--- Problem description ---
Extract each line bearing the word "name".

--- Material supplied ---
* Begin *
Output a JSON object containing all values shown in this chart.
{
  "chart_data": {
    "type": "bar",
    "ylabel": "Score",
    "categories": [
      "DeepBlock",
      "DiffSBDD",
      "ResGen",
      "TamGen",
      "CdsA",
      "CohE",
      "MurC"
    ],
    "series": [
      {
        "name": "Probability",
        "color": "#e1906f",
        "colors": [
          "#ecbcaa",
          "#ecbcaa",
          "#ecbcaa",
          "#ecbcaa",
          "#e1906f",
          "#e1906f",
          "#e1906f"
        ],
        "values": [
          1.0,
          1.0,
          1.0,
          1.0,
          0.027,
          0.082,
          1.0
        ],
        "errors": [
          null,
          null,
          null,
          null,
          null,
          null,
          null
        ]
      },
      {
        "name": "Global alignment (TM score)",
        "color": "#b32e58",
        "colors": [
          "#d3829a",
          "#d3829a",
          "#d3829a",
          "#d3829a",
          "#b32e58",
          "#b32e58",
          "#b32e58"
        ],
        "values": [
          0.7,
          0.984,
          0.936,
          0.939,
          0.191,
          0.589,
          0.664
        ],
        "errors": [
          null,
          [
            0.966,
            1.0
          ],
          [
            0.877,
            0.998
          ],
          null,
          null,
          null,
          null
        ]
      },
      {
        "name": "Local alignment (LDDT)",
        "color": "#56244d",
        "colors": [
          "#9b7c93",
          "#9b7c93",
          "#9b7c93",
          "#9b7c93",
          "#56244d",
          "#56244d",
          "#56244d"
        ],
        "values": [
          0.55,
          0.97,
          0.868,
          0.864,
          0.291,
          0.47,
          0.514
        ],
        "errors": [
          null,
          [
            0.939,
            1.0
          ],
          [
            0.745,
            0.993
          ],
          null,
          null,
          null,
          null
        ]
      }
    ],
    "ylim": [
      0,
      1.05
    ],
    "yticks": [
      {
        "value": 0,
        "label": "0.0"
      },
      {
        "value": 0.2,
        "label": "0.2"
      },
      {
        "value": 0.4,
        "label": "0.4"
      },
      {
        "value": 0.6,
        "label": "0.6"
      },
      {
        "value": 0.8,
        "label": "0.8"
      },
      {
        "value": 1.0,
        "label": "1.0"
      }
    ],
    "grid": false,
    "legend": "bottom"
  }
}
* End *
--- Complete response ---
        "name": "Probability",
        "name": "Global alignment (TM score)",
        "name": "Local alignment (LDDT)",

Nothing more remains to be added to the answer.